## START GIVEN RECORDS

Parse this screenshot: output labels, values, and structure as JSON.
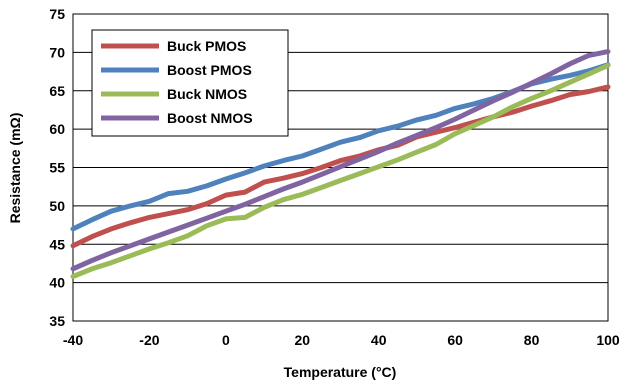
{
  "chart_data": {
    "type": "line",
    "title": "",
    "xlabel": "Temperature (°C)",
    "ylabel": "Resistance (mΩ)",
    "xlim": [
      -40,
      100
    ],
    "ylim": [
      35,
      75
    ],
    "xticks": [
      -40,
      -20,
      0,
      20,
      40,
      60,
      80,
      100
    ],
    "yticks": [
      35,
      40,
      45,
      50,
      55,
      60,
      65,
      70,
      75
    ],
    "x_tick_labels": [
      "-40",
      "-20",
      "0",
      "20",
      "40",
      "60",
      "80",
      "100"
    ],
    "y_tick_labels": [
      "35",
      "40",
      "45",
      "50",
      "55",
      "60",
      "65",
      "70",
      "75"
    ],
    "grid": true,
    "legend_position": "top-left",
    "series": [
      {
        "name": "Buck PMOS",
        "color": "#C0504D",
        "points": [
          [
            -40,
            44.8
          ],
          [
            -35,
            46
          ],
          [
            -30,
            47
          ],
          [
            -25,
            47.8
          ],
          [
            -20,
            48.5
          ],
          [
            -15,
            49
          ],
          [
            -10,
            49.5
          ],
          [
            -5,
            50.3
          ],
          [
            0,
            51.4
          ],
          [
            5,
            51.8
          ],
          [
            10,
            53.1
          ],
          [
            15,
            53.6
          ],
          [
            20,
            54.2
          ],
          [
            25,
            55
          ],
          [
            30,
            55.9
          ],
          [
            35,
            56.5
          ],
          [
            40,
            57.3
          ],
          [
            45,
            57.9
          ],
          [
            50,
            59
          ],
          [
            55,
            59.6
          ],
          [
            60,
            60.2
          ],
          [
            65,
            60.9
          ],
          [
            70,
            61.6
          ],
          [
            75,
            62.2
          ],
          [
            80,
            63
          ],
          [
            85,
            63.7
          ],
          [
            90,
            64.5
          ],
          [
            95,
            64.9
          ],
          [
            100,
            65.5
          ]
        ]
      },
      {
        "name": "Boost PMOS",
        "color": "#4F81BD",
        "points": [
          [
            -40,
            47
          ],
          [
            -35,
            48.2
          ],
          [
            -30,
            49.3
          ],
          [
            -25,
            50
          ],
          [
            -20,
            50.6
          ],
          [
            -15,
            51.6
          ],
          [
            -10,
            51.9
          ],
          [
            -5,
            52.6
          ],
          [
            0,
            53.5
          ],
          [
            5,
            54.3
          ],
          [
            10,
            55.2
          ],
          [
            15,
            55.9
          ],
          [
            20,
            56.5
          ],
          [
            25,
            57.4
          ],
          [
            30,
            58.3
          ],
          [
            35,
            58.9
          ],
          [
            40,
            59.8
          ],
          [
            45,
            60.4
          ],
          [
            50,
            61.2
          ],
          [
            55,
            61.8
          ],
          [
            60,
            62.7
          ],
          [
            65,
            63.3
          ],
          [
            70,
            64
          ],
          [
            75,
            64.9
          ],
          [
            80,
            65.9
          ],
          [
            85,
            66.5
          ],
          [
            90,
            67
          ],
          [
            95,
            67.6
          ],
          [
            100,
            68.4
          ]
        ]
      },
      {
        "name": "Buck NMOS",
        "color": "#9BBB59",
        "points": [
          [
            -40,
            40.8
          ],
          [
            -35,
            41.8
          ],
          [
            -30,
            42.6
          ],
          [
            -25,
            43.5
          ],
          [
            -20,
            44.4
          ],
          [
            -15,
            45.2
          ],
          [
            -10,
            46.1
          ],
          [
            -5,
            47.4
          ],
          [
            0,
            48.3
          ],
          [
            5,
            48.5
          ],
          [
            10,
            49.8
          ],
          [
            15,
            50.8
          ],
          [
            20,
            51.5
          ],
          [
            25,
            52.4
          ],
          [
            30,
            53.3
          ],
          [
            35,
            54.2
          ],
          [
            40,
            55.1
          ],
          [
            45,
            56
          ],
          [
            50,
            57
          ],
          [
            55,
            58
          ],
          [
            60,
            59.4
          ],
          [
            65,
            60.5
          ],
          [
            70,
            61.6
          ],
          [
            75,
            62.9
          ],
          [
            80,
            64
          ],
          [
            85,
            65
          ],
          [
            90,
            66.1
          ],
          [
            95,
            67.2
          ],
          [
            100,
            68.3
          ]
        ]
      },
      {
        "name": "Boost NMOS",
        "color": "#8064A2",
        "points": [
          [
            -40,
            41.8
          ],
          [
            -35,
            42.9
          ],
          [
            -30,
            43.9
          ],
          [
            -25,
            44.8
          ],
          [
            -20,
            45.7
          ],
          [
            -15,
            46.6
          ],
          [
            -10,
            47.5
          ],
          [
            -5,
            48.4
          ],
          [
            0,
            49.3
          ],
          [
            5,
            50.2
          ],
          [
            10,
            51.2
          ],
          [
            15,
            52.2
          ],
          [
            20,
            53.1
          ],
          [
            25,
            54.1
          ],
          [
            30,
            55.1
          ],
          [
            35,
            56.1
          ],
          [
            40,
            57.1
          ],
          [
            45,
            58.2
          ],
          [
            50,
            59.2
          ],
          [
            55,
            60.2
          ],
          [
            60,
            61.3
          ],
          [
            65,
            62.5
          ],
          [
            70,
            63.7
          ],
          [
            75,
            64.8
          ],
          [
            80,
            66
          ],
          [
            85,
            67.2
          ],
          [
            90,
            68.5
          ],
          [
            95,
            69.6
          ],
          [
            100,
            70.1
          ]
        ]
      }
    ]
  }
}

## END GIVEN RECORDS

TO DO: Pull out all lines in the data above that include "name".

SOLUTION:
        "name": "Buck PMOS",
        "name": "Boost PMOS",
        "name": "Buck NMOS",
        "name": "Boost NMOS",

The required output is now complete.